▸ **AIM**
Write out the material again exactly, please, and omit the pictures.

▸ **TASK INPUTS**
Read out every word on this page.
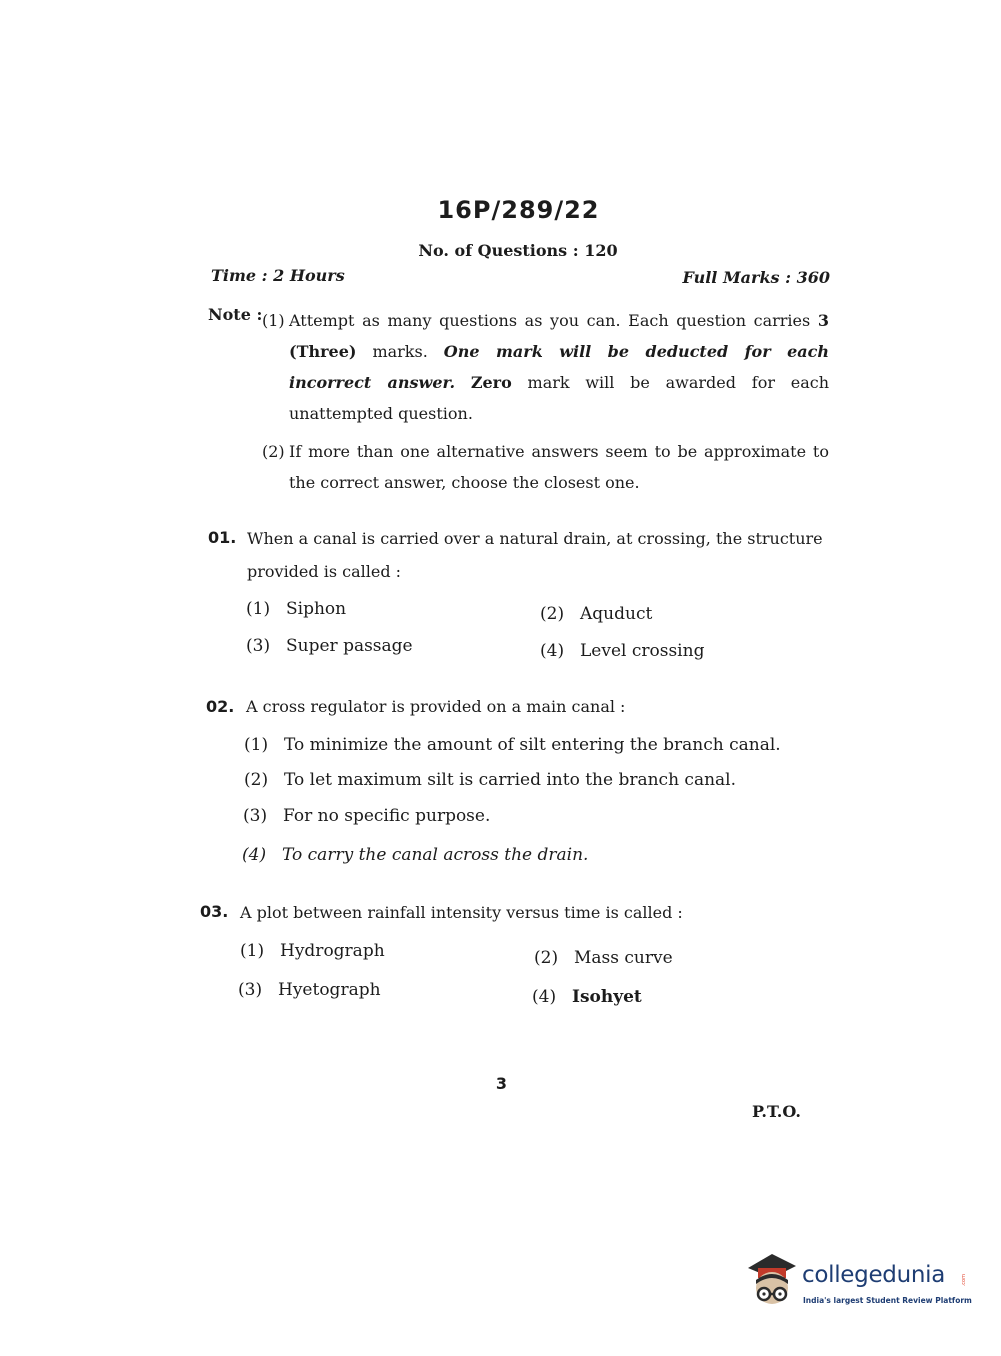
16P/289/22
No. of Questions : 120
Time : 2 Hours	Full Marks : 360
Note : (1) Attempt as many questions as you can. Each question carries 3 (Three) marks. One mark will be deducted for each incorrect answer. Zero mark will be awarded for each unattempted question.
(2) If more than one alternative answers seem to be approximate to the correct answer, choose the closest one.
01. When a canal is carried over a natural drain, at crossing, the structure provided is called :
(1) Siphon	(2) Aquduct
(3) Super passage	(4) Level crossing
02. A cross regulator is provided on a main canal :
(1) To minimize the amount of silt entering the branch canal.
(2) To let maximum silt is carried into the branch canal.
(3) For no specific purpose.
(4) To carry the canal across the drain.
03. A plot between rainfall intensity versus time is called :
(1) Hydrograph	(2) Mass curve
(3) Hyetograph	(4) Isohyet
3
P.T.O.
collegedunia	.com
India's largest Student Review Platform
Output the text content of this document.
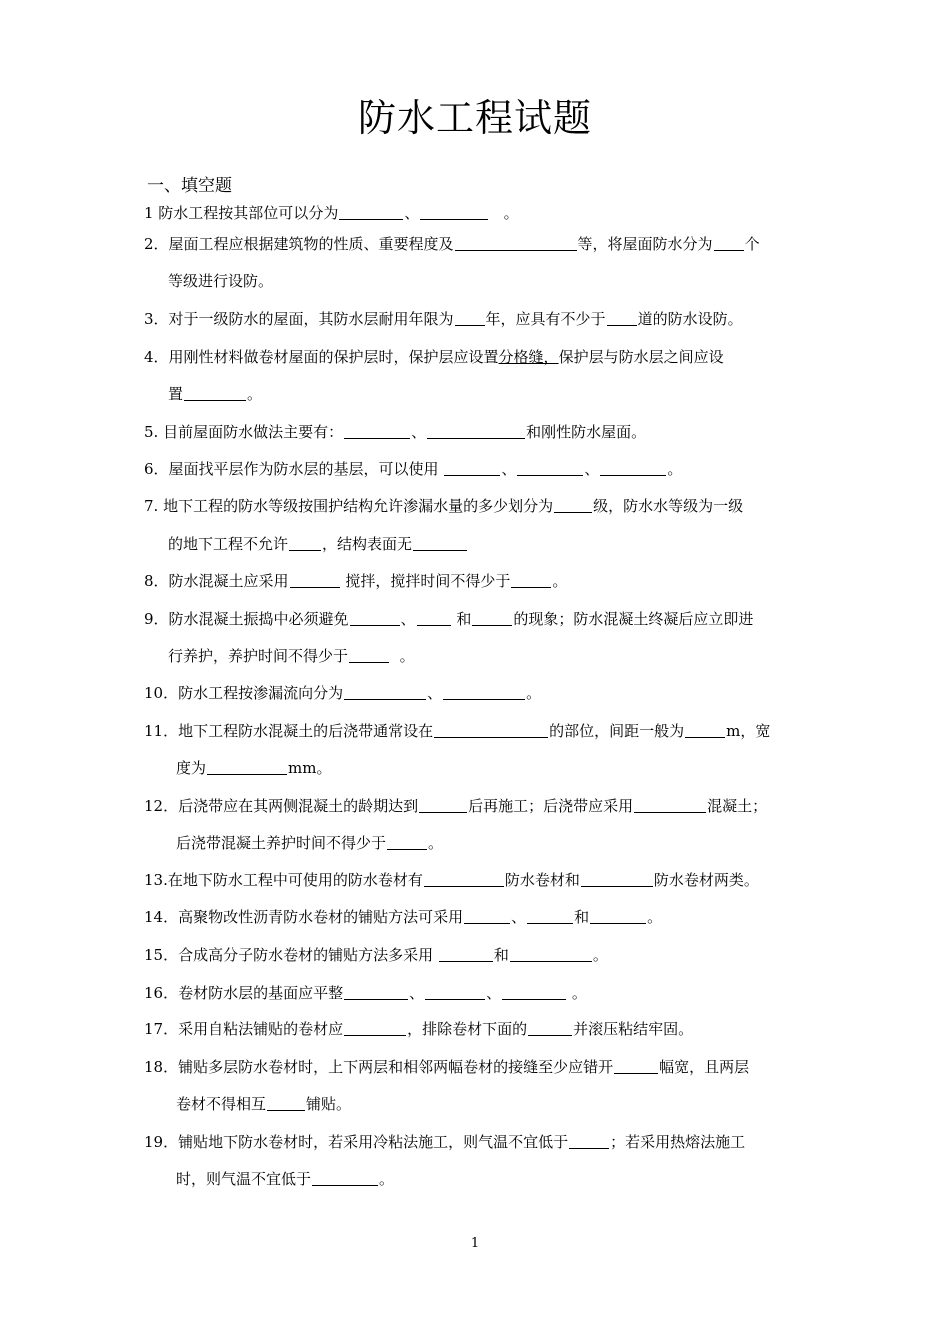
防水工程试题
一、填空题
1 防水工程按其部位可以分为	、	。
2．屋面工程应根据建筑物的性质、重要程度及	等，将屋面防水分为 个
等级进行设防。
3．对于一级防水的屋面，其防水层耐用年限为 年，应具有不少于 道的防水设防。
4．用刚性材料做卷材屋面的保护层时，保护层应设置分格缝，保护层与防水层之间应设
置	。
5. 目前屋面防水做法主要有：	、	和刚性防水屋面。
6．屋面找平层作为防水层的基层，可以使用	、	、	。
7. 地下工程的防水等级按围护结构允许渗漏水量的多少划分为	级，防水水等级为一级
的地下工程不允许 ，结构表面无
8．防水混凝土应采用	搅拌，搅拌时间不得少于	。
9．防水混凝土振捣中必须避免	、	和	的现象；防水混凝土终凝后应立即进
行养护，养护时间不得少于	。
10．防水工程按渗漏流向分为	、	。
11．地下工程防水混凝土的后浇带通常设在	的部位，间距一般为	m，宽
度为	mm。
12．后浇带应在其两侧混凝土的龄期达到	后再施工；后浇带应采用	混凝土；
后浇带混凝土养护时间不得少于	。
13.在地下防水工程中可使用的防水卷材有	防水卷材和	防水卷材两类。
14．高聚物改性沥青防水卷材的铺贴方法可采用	、	和	。
15．合成高分子防水卷材的铺贴方法多采用	和	。
16．卷材防水层的基面应平整	、	、	。
17．采用自粘法铺贴的卷材应	，排除卷材下面的	并滚压粘结牢固。
18．铺贴多层防水卷材时，上下两层和相邻两幅卷材的接缝至少应错开	幅宽，且两层
卷材不得相互	铺贴。
19．铺贴地下防水卷材时，若采用冷粘法施工，则气温不宜低于	；若采用热熔法施工
时，则气温不宜低于	。
1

▸ **SOLUTION**
Read out every word on this page.
16P/289/22
No. of Questions : 120
Time : 2 Hours	Full Marks : 360
Note : (1) Attempt as many questions as you can. Each question carries 3 (Three) marks. One mark will be deducted for each incorrect answer. Zero mark will be awarded for each unattempted question.
(2) If more than one alternative answers seem to be approximate to the correct answer, choose the closest one.
01. When a canal is carried over a natural drain, at crossing, the structure provided is called :
(1) Siphon	(2) Aquduct
(3) Super passage	(4) Level crossing
02. A cross regulator is provided on a main canal :
(1) To minimize the amount of silt entering the branch canal.
(2) To let maximum silt is carried into the branch canal.
(3) For no specific purpose.
(4) To carry the canal across the drain.
03. A plot between rainfall intensity versus time is called :
(1) Hydrograph	(2) Mass curve
(3) Hyetograph	(4) Isohyet
3
P.T.O.
collegedunia	.com
India's largest Student Review Platform
Output the text content of this document.
防水工程试题
一、填空题
1 防水工程按其部位可以分为	、	。
2．屋面工程应根据建筑物的性质、重要程度及	等，将屋面防水分为 个
等级进行设防。
3．对于一级防水的屋面，其防水层耐用年限为 年，应具有不少于 道的防水设防。
4．用刚性材料做卷材屋面的保护层时，保护层应设置分格缝，保护层与防水层之间应设
置	。
5. 目前屋面防水做法主要有：	、	和刚性防水屋面。
6．屋面找平层作为防水层的基层，可以使用	、	、	。
7. 地下工程的防水等级按围护结构允许渗漏水量的多少划分为	级，防水水等级为一级
的地下工程不允许 ，结构表面无
8．防水混凝土应采用	搅拌，搅拌时间不得少于	。
9．防水混凝土振捣中必须避免	、	和	的现象；防水混凝土终凝后应立即进
行养护，养护时间不得少于	。
10．防水工程按渗漏流向分为	、	。
11．地下工程防水混凝土的后浇带通常设在	的部位，间距一般为	m，宽
度为	mm。
12．后浇带应在其两侧混凝土的龄期达到	后再施工；后浇带应采用	混凝土；
后浇带混凝土养护时间不得少于	。
13.在地下防水工程中可使用的防水卷材有	防水卷材和	防水卷材两类。
14．高聚物改性沥青防水卷材的铺贴方法可采用	、	和	。
15．合成高分子防水卷材的铺贴方法多采用	和	。
16．卷材防水层的基面应平整	、	、	。
17．采用自粘法铺贴的卷材应	，排除卷材下面的	并滚压粘结牢固。
18．铺贴多层防水卷材时，上下两层和相邻两幅卷材的接缝至少应错开	幅宽，且两层
卷材不得相互	铺贴。
19．铺贴地下防水卷材时，若采用冷粘法施工，则气温不宜低于	；若采用热熔法施工
时，则气温不宜低于	。
1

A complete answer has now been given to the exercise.